DOCUMENT SECTION:
--------------------------------

Closed jwuerzinger closed 4 months ago

jwuerzinger commented 4 months ago

I am using uproot 5.3.7 with structlog 24.1.0 to open and inspect root files. I was getting some unexpected output when running:

import structlog
log = structlog.get_logger()
structlog.stdlib.recreate_defaults()

import uproot
f = uproot.open("myrootfile.root")

Which produced this output:

open file: myrootfile.root

The output can be suppressed by using structlog.stdlib.recreate_defaults(log_level=logging.INFO) or not calling recreate_defaults().

However, while using logging, this output is not produced with the default log level, but only if the log level is explicitly set to DEBUG, i.e.:

import logging
logging.basicConfig(format="%(levelname)s - %(name)s - %(message)s")
logging.getLogger().setLevel(logging.DEBUG)

From what I gather from https://www.structlog.org/en/stable/api.html#structlog.stdlib.recreate_defaults, should the intended behaviour not be analogue to logging?

Thanks a lot to @alexander-held for figuring this out!

alexander-held commented 4 months ago

After having had another look at structlog.stdlib.recreate_defaults I believe I misunderstood what the function intends to do. I thought it would set log levels to the defaults that logging would use, e.g.

--------------------------------

ABOUT THIS TASK:
Reproduce the issue from "import structlog" to "not calling recreate_defaults().", substituting "events.root" for every occurrence of "myrootfile.root". Work from the issue alone.

Entries drawn from a collection:
--------------------------------

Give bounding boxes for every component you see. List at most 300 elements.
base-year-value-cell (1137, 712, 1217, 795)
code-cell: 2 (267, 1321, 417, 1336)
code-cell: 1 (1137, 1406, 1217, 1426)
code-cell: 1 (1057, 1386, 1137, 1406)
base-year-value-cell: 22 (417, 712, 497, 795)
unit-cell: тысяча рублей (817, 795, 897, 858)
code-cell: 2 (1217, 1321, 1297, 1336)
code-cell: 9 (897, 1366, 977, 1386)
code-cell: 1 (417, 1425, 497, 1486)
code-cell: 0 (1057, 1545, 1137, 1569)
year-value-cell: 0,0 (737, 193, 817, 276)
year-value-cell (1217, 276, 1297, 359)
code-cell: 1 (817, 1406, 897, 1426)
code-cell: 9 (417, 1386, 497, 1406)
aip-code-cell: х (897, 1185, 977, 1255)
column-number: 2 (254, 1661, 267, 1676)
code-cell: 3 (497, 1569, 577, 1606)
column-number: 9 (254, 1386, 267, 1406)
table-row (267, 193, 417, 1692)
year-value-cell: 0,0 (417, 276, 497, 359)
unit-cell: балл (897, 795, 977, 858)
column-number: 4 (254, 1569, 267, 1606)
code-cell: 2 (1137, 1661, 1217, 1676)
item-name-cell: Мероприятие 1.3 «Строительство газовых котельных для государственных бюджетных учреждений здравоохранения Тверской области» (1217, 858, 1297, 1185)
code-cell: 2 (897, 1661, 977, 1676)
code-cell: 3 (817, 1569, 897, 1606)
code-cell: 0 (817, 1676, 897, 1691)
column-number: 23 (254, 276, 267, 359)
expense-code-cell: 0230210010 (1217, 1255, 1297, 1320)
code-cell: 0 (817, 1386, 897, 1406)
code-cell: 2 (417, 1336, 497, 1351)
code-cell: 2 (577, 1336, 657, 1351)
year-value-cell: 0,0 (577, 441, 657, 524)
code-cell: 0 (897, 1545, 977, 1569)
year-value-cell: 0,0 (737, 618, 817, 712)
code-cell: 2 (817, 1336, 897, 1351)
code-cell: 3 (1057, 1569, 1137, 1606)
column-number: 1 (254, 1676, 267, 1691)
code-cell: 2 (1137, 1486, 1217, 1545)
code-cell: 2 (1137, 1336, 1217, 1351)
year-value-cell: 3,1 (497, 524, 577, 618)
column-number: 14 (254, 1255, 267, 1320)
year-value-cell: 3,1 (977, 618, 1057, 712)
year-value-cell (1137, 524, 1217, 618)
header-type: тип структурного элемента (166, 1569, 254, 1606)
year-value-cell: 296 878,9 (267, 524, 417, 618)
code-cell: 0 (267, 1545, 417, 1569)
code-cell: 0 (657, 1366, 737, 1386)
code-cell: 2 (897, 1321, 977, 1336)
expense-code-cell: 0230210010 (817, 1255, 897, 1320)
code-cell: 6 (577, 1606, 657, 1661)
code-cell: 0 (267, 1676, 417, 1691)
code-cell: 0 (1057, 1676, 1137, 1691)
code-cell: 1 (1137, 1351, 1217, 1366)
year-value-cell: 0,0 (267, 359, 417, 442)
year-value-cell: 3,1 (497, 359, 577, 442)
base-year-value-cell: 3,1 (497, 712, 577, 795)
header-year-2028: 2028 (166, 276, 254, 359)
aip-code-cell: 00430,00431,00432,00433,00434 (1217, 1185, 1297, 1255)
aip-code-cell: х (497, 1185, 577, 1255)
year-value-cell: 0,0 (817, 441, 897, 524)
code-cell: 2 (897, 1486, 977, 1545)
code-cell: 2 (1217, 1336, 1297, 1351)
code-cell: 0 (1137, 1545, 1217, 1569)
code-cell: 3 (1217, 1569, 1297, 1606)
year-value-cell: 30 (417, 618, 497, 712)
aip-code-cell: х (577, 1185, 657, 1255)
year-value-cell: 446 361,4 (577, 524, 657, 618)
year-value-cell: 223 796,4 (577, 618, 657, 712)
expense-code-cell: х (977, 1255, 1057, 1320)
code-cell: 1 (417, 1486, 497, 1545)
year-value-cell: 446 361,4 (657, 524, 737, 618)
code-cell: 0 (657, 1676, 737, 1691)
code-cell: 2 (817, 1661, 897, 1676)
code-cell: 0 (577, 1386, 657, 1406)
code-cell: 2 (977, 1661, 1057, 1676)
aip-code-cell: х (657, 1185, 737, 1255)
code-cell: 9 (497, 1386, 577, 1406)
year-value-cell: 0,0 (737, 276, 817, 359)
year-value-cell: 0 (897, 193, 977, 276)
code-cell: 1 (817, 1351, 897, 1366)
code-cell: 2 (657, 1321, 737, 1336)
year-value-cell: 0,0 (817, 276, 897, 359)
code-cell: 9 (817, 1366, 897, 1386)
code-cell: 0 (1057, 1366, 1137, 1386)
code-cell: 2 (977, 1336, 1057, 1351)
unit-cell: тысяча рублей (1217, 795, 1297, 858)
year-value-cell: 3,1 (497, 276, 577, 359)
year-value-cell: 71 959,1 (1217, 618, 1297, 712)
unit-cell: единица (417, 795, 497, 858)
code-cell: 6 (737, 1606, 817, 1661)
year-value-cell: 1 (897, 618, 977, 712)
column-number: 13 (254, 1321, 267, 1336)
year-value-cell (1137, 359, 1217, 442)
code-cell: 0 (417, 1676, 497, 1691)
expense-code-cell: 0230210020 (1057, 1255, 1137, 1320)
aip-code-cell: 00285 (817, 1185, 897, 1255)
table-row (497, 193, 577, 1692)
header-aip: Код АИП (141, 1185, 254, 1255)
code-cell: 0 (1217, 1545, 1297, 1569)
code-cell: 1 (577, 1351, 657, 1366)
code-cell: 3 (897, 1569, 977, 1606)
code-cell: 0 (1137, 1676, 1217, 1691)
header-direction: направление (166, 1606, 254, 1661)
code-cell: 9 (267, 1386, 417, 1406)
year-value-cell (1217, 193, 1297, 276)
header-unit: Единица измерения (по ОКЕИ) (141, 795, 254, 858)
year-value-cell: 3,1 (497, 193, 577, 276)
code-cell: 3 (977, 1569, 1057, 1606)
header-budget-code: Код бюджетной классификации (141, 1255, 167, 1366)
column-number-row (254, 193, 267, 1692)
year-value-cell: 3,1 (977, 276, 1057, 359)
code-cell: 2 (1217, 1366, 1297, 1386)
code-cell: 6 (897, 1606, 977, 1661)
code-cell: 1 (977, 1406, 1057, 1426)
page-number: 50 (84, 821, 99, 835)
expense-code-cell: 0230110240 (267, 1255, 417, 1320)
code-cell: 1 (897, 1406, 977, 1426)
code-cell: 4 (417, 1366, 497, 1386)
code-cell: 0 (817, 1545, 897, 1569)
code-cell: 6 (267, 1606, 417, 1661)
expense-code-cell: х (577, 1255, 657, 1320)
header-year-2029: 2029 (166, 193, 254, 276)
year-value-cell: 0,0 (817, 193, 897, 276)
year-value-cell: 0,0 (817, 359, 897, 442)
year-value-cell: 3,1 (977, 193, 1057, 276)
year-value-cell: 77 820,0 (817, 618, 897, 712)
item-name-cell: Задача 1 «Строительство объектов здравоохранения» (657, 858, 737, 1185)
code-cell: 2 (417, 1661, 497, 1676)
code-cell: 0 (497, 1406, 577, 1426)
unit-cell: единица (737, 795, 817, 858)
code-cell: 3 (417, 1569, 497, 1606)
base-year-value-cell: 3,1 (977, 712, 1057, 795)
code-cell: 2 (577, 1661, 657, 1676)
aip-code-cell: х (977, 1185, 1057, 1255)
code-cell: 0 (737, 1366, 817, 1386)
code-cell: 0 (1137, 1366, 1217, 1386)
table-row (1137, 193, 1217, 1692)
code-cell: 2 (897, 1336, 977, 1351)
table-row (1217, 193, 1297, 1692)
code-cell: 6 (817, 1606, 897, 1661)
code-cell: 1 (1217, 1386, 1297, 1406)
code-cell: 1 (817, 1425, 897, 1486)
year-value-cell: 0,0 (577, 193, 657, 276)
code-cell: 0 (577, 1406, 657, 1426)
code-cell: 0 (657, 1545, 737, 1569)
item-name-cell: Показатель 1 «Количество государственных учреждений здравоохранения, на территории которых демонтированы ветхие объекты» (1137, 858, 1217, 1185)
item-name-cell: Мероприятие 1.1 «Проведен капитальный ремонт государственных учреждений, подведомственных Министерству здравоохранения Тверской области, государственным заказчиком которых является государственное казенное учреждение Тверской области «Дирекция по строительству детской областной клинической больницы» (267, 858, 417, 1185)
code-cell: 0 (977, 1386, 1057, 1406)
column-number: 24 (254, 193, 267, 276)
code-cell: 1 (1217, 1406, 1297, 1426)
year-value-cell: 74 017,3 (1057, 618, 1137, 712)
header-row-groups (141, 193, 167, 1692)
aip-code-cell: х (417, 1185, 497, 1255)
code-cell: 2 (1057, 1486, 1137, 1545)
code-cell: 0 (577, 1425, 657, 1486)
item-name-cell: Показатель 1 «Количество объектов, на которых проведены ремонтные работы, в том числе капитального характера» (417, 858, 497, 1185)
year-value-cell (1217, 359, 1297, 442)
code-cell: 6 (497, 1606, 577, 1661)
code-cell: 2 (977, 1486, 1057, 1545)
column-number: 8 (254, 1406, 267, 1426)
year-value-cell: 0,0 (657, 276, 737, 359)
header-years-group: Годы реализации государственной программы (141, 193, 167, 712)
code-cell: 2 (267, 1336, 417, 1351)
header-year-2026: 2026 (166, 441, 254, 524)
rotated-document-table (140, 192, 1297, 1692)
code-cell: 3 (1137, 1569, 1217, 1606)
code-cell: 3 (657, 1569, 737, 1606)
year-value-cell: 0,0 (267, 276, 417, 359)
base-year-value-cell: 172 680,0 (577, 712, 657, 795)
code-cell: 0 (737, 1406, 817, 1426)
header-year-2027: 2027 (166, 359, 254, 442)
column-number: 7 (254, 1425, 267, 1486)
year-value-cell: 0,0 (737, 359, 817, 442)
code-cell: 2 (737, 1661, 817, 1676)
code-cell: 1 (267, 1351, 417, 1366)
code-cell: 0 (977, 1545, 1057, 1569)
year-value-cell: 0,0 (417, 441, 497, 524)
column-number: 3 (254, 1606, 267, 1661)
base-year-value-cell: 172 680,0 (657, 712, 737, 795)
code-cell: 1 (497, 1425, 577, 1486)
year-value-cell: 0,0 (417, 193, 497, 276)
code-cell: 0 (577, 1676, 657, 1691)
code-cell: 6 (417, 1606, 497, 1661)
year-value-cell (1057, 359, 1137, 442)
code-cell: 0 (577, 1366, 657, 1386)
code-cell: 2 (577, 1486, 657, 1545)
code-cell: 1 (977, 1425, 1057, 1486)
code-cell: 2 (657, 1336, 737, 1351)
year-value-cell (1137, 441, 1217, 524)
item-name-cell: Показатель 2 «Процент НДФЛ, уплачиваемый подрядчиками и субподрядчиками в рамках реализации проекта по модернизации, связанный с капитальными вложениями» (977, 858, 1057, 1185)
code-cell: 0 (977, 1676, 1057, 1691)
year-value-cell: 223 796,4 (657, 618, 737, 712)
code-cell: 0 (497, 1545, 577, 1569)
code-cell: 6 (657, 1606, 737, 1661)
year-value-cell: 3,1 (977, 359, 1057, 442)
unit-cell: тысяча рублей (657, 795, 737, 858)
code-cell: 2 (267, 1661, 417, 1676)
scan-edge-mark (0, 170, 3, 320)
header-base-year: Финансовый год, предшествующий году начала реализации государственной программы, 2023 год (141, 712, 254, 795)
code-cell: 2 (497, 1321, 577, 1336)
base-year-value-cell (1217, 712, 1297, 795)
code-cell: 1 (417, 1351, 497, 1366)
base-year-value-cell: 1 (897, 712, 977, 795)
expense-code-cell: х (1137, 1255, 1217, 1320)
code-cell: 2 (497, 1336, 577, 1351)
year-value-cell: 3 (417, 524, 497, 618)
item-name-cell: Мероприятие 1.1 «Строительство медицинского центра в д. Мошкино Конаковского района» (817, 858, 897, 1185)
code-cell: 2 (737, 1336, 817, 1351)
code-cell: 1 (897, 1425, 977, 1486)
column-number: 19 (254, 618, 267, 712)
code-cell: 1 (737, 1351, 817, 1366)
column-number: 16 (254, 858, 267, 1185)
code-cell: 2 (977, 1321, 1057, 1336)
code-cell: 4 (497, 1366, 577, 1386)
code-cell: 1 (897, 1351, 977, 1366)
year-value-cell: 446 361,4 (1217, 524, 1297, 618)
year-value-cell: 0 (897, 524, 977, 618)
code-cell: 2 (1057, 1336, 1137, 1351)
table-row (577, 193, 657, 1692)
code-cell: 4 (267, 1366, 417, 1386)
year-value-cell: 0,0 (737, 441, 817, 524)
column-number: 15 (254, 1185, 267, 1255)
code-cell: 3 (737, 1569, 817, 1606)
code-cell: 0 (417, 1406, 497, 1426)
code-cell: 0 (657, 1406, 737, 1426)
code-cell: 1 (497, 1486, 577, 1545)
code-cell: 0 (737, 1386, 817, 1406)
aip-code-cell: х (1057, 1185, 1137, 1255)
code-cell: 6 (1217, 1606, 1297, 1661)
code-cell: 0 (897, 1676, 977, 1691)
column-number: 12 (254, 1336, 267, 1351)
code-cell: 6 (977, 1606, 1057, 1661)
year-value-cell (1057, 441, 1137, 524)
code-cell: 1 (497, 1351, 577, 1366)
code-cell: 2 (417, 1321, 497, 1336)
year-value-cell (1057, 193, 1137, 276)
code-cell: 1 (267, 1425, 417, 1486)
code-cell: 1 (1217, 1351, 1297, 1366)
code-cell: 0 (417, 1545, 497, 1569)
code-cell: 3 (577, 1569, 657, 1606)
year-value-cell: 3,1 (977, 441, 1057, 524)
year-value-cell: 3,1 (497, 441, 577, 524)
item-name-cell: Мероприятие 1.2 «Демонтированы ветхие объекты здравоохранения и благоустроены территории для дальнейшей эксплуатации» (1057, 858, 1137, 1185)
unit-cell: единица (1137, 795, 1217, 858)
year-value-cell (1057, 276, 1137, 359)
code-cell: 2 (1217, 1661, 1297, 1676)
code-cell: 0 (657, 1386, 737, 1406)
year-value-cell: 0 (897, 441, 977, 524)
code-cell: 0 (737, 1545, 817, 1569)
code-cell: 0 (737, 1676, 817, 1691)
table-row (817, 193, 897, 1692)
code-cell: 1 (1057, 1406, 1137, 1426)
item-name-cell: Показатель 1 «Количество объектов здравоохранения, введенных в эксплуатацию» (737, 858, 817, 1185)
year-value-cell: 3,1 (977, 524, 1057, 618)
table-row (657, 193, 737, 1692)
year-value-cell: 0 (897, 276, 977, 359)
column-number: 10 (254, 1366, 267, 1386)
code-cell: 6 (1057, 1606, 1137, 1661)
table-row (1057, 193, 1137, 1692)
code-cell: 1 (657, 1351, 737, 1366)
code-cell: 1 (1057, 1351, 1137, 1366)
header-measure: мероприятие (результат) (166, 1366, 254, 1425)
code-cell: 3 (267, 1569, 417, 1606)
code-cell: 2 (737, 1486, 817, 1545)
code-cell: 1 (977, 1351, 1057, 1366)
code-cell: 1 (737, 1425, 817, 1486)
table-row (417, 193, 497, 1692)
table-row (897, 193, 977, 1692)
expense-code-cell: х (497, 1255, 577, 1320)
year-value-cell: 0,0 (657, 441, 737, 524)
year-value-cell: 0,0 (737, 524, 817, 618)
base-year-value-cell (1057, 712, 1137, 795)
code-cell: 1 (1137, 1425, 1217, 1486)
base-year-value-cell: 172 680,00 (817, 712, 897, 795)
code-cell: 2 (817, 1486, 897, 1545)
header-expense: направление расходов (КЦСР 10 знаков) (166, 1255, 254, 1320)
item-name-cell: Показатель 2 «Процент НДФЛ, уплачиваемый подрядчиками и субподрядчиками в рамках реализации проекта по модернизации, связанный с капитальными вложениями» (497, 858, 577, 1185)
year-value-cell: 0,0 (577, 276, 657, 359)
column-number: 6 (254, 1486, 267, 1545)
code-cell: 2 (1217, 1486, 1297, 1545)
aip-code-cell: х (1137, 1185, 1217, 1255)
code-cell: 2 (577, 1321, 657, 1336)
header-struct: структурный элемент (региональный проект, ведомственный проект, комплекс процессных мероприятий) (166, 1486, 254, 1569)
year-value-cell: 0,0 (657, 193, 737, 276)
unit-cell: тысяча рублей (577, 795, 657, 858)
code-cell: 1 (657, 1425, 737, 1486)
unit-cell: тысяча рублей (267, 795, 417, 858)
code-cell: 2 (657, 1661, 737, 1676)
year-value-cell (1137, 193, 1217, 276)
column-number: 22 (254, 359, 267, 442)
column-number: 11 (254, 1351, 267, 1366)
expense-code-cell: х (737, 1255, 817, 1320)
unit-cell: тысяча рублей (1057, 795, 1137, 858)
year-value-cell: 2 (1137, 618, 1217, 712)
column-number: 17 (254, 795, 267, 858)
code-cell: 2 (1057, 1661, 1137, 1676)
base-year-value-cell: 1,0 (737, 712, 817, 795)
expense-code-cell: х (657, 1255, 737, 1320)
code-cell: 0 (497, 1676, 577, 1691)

--------------------------------

TASK RESULT:
import structlog
log = structlog.get_logger()
structlog.stdlib.recreate_defaults()

import uproot
f = uproot.open("events.root")

Which produced this output:

open file: events.root

The output can be suppressed by using structlog.stdlib.recreate_defaults(log_level=logging.INFO) or not calling recreate_defaults().